* WRITTEN INSTRUCTION
Give the listing again in full, exactly as written.

* INFORMATION SHOWN
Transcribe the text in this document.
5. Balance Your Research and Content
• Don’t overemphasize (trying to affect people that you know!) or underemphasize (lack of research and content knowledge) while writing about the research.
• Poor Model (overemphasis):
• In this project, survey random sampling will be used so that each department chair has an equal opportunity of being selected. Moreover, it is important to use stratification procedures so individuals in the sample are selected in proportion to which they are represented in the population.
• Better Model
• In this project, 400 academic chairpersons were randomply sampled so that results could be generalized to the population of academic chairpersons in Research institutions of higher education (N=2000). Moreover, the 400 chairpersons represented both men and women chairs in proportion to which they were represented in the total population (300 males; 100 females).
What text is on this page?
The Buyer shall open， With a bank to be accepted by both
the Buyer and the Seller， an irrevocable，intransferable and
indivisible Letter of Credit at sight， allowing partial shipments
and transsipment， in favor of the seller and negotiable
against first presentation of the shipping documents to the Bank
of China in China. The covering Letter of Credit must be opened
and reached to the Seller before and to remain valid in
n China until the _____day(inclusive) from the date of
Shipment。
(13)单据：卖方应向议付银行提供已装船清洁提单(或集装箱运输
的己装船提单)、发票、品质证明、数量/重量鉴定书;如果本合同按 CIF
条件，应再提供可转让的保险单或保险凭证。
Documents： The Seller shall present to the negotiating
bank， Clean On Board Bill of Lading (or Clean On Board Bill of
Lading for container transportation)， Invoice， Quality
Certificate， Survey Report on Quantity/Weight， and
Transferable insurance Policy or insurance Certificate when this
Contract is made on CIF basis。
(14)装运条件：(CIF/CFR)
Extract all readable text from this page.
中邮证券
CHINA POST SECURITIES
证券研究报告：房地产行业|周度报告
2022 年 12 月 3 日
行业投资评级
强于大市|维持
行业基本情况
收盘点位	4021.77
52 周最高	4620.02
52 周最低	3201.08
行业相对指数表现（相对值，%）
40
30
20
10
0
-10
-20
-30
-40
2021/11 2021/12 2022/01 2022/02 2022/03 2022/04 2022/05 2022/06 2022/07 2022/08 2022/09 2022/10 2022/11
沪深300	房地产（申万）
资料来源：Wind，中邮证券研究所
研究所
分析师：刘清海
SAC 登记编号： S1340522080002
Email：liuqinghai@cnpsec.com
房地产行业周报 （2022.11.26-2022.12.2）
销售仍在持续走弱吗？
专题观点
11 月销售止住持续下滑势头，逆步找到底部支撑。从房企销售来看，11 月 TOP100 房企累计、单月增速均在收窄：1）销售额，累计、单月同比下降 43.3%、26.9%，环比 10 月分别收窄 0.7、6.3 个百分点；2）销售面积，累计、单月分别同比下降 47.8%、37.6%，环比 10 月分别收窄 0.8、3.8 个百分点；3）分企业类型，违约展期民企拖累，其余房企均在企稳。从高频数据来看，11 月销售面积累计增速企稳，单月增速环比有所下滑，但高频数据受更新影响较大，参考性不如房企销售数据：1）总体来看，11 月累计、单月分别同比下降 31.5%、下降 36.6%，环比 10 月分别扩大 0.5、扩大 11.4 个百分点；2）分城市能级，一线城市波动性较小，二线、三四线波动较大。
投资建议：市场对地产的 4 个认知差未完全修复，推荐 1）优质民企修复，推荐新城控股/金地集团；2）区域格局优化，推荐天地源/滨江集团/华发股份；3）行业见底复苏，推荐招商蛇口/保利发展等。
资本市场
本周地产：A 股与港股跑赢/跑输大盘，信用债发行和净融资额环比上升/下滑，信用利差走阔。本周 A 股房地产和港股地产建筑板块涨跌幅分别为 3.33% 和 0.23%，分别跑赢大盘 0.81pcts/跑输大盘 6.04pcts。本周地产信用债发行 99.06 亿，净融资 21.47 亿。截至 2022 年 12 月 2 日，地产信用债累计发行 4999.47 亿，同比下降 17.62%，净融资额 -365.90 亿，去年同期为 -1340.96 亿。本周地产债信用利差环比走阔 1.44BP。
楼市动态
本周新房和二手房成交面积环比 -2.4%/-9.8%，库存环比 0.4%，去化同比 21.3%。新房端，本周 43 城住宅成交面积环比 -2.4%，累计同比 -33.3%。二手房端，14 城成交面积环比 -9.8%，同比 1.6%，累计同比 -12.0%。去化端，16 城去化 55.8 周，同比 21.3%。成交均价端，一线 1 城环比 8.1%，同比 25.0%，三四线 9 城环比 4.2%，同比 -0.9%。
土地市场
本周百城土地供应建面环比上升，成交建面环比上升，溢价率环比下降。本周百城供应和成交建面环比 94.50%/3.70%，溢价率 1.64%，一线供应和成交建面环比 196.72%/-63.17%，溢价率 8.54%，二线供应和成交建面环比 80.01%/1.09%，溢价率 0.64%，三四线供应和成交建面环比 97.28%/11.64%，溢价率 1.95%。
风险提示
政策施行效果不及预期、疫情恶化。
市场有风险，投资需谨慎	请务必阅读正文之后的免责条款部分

* RESPONSE
Transcribe the text in this document.
5. Balance Your Research and Content
• Don’t overemphasize (trying to affect people that you know!) or underemphasize (lack of research and content knowledge) while writing about the research.
• Poor Model (overemphasis):
• In this project, survey random sampling will be used so that each department chair has an equal opportunity of being selected. Moreover, it is important to use stratification procedures so individuals in the sample are selected in proportion to which they are represented in the population.
• Better Model
• In this project, 400 academic chairpersons were randomply sampled so that results could be generalized to the population of academic chairpersons in Research institutions of higher education (N=2000). Moreover, the 400 chairpersons represented both men and women chairs in proportion to which they were represented in the total population (300 males; 100 females).
What text is on this page?
The Buyer shall open， With a bank to be accepted by both
the Buyer and the Seller， an irrevocable，intransferable and
indivisible Letter of Credit at sight， allowing partial shipments
and transsipment， in favor of the seller and negotiable
against first presentation of the shipping documents to the Bank
of China in China. The covering Letter of Credit must be opened
and reached to the Seller before and to remain valid in
n China until the _____day(inclusive) from the date of
Shipment。
(13)单据：卖方应向议付银行提供已装船清洁提单(或集装箱运输
的己装船提单)、发票、品质证明、数量/重量鉴定书;如果本合同按 CIF
条件，应再提供可转让的保险单或保险凭证。
Documents： The Seller shall present to the negotiating
bank， Clean On Board Bill of Lading (or Clean On Board Bill of
Lading for container transportation)， Invoice， Quality
Certificate， Survey Report on Quantity/Weight， and
Transferable insurance Policy or insurance Certificate when this
Contract is made on CIF basis。
(14)装运条件：(CIF/CFR)
Extract all readable text from this page.
中邮证券
CHINA POST SECURITIES
证券研究报告：房地产行业|周度报告
2022 年 12 月 3 日
行业投资评级
强于大市|维持
行业基本情况
收盘点位	4021.77
52 周最高	4620.02
52 周最低	3201.08
行业相对指数表现（相对值，%）
40
30
20
10
0
-10
-20
-30
-40
2021/11 2021/12 2022/01 2022/02 2022/03 2022/04 2022/05 2022/06 2022/07 2022/08 2022/09 2022/10 2022/11
沪深300	房地产（申万）
资料来源：Wind，中邮证券研究所
研究所
分析师：刘清海
SAC 登记编号： S1340522080002
Email：liuqinghai@cnpsec.com
房地产行业周报 （2022.11.26-2022.12.2）
销售仍在持续走弱吗？
专题观点
11 月销售止住持续下滑势头，逆步找到底部支撑。从房企销售来看，11 月 TOP100 房企累计、单月增速均在收窄：1）销售额，累计、单月同比下降 43.3%、26.9%，环比 10 月分别收窄 0.7、6.3 个百分点；2）销售面积，累计、单月分别同比下降 47.8%、37.6%，环比 10 月分别收窄 0.8、3.8 个百分点；3）分企业类型，违约展期民企拖累，其余房企均在企稳。从高频数据来看，11 月销售面积累计增速企稳，单月增速环比有所下滑，但高频数据受更新影响较大，参考性不如房企销售数据：1）总体来看，11 月累计、单月分别同比下降 31.5%、下降 36.6%，环比 10 月分别扩大 0.5、扩大 11.4 个百分点；2）分城市能级，一线城市波动性较小，二线、三四线波动较大。
投资建议：市场对地产的 4 个认知差未完全修复，推荐 1）优质民企修复，推荐新城控股/金地集团；2）区域格局优化，推荐天地源/滨江集团/华发股份；3）行业见底复苏，推荐招商蛇口/保利发展等。
资本市场
本周地产：A 股与港股跑赢/跑输大盘，信用债发行和净融资额环比上升/下滑，信用利差走阔。本周 A 股房地产和港股地产建筑板块涨跌幅分别为 3.33% 和 0.23%，分别跑赢大盘 0.81pcts/跑输大盘 6.04pcts。本周地产信用债发行 99.06 亿，净融资 21.47 亿。截至 2022 年 12 月 2 日，地产信用债累计发行 4999.47 亿，同比下降 17.62%，净融资额 -365.90 亿，去年同期为 -1340.96 亿。本周地产债信用利差环比走阔 1.44BP。
楼市动态
本周新房和二手房成交面积环比 -2.4%/-9.8%，库存环比 0.4%，去化同比 21.3%。新房端，本周 43 城住宅成交面积环比 -2.4%，累计同比 -33.3%。二手房端，14 城成交面积环比 -9.8%，同比 1.6%，累计同比 -12.0%。去化端，16 城去化 55.8 周，同比 21.3%。成交均价端，一线 1 城环比 8.1%，同比 25.0%，三四线 9 城环比 4.2%，同比 -0.9%。
土地市场
本周百城土地供应建面环比上升，成交建面环比上升，溢价率环比下降。本周百城供应和成交建面环比 94.50%/3.70%，溢价率 1.64%，一线供应和成交建面环比 196.72%/-63.17%，溢价率 8.54%，二线供应和成交建面环比 80.01%/1.09%，溢价率 0.64%，三四线供应和成交建面环比 97.28%/11.64%，溢价率 1.95%。
风险提示
政策施行效果不及预期、疫情恶化。
市场有风险，投资需谨慎	请务必阅读正文之后的免责条款部分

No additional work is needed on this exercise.